Exact repetition is required: output every record in full.

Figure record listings
◇ ◇ ◇ ◇ ◇
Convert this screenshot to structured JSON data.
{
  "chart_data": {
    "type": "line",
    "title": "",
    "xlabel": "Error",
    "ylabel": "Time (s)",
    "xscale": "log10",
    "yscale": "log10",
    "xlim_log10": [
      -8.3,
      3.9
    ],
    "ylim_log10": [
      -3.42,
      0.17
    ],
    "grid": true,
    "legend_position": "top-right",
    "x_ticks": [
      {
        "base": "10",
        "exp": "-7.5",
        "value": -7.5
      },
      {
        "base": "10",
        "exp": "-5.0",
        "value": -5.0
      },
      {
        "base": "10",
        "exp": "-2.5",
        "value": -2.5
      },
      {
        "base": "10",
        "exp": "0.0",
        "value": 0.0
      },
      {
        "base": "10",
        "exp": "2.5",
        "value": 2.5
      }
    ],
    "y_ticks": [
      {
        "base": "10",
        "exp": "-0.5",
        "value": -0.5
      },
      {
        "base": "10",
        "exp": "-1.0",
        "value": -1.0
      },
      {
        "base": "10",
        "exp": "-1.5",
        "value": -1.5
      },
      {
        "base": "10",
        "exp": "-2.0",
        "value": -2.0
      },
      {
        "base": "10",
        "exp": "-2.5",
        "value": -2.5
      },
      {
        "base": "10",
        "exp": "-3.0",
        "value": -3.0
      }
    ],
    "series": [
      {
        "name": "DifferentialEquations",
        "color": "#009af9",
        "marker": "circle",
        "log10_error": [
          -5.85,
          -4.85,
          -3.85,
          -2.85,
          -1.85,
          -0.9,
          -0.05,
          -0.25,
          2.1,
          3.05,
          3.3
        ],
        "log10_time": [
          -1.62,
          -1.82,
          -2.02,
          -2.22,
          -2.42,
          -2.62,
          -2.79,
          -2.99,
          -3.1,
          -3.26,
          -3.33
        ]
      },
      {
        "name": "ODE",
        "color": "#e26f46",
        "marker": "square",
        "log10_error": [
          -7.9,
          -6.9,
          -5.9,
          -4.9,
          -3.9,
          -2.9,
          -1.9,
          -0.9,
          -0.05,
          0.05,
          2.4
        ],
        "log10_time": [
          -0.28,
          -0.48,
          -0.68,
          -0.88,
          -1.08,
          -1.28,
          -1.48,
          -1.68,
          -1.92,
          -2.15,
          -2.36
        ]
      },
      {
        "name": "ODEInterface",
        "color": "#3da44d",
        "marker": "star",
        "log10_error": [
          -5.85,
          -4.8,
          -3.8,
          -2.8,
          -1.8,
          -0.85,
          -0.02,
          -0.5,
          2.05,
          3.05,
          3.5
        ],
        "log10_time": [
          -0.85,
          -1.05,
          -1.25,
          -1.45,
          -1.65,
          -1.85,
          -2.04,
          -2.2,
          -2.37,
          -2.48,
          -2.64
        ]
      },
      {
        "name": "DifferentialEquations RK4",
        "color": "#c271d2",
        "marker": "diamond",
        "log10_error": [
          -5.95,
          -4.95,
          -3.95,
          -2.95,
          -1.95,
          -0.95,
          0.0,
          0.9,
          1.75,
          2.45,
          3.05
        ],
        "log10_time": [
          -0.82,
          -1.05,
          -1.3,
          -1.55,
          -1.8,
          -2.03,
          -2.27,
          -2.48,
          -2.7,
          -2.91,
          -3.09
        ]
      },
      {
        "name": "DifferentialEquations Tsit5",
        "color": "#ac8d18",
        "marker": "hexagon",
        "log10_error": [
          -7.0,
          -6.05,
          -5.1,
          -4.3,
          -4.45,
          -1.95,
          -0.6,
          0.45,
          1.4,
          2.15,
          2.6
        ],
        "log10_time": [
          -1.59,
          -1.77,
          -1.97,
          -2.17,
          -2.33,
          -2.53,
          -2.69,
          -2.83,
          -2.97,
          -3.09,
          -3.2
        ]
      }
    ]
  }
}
◇ ◇ ◇ ◇ ◇
§ **Exercise result**
Convert this screenshot to structured JSON data.
{
  "chart_data": {
    "type": "line",
    "title": "",
    "xlabel": "Error",
    "ylabel": "Time (s)",
    "xscale": "log10",
    "yscale": "log10",
    "xlim_log10": [
      -8.3,
      3.9
    ],
    "ylim_log10": [
      -3.42,
      0.17
    ],
    "grid": true,
    "legend_position": "top-right",
    "x_ticks": [
      {
        "base": "10",
        "exp": "-7.5",
        "value": -7.5
      },
      {
        "base": "10",
        "exp": "-5.0",
        "value": -5.0
      },
      {
        "base": "10",
        "exp": "-2.5",
        "value": -2.5
      },
      {
        "base": "10",
        "exp": "0.0",
        "value": 0.0
      },
      {
        "base": "10",
        "exp": "2.5",
        "value": 2.5
      }
    ],
    "y_ticks": [
      {
        "base": "10",
        "exp": "-0.5",
        "value": -0.5
      },
      {
        "base": "10",
        "exp": "-1.0",
        "value": -1.0
      },
      {
        "base": "10",
        "exp": "-1.5",
        "value": -1.5
      },
      {
        "base": "10",
        "exp": "-2.0",
        "value": -2.0
      },
      {
        "base": "10",
        "exp": "-2.5",
        "value": -2.5
      },
      {
        "base": "10",
        "exp": "-3.0",
        "value": -3.0
      }
    ],
    "series": [
      {
        "name": "DifferentialEquations",
        "color": "#009af9",
        "marker": "circle",
        "log10_error": [
          -5.85,
          -4.85,
          -3.85,
          -2.85,
          -1.85,
          -0.9,
          -0.05,
          -0.25,
          2.1,
          3.05,
          3.3
        ],
        "log10_time": [
          -1.62,
          -1.82,
          -2.02,
          -2.22,
          -2.42,
          -2.62,
          -2.79,
          -2.99,
          -3.1,
          -3.26,
          -3.33
        ]
      },
      {
        "name": "ODE",
        "color": "#e26f46",
        "marker": "square",
        "log10_error": [
          -7.9,
          -6.9,
          -5.9,
          -4.9,
          -3.9,
          -2.9,
          -1.9,
          -0.9,
          -0.05,
          0.05,
          2.4
        ],
        "log10_time": [
          -0.28,
          -0.48,
          -0.68,
          -0.88,
          -1.08,
          -1.28,
          -1.48,
          -1.68,
          -1.92,
          -2.15,
          -2.36
        ]
      },
      {
        "name": "ODEInterface",
        "color": "#3da44d",
        "marker": "star",
        "log10_error": [
          -5.85,
          -4.8,
          -3.8,
          -2.8,
          -1.8,
          -0.85,
          -0.02,
          -0.5,
          2.05,
          3.05,
          3.5
        ],
        "log10_time": [
          -0.85,
          -1.05,
          -1.25,
          -1.45,
          -1.65,
          -1.85,
          -2.04,
          -2.2,
          -2.37,
          -2.48,
          -2.64
        ]
      },
      {
        "name": "DifferentialEquations RK4",
        "color": "#c271d2",
        "marker": "diamond",
        "log10_error": [
          -5.95,
          -4.95,
          -3.95,
          -2.95,
          -1.95,
          -0.95,
          0.0,
          0.9,
          1.75,
          2.45,
          3.05
        ],
        "log10_time": [
          -0.82,
          -1.05,
          -1.3,
          -1.55,
          -1.8,
          -2.03,
          -2.27,
          -2.48,
          -2.7,
          -2.91,
          -3.09
        ]
      },
      {
        "name": "DifferentialEquations Tsit5",
        "color": "#ac8d18",
        "marker": "hexagon",
        "log10_error": [
          -7.0,
          -6.05,
          -5.1,
          -4.3,
          -4.45,
          -1.95,
          -0.6,
          0.45,
          1.4,
          2.15,
          2.6
        ],
        "log10_time": [
          -1.59,
          -1.77,
          -1.97,
          -2.17,
          -2.33,
          -2.53,
          -2.69,
          -2.83,
          -2.97,
          -3.09,
          -3.2
        ]
      }
    ]
  }
}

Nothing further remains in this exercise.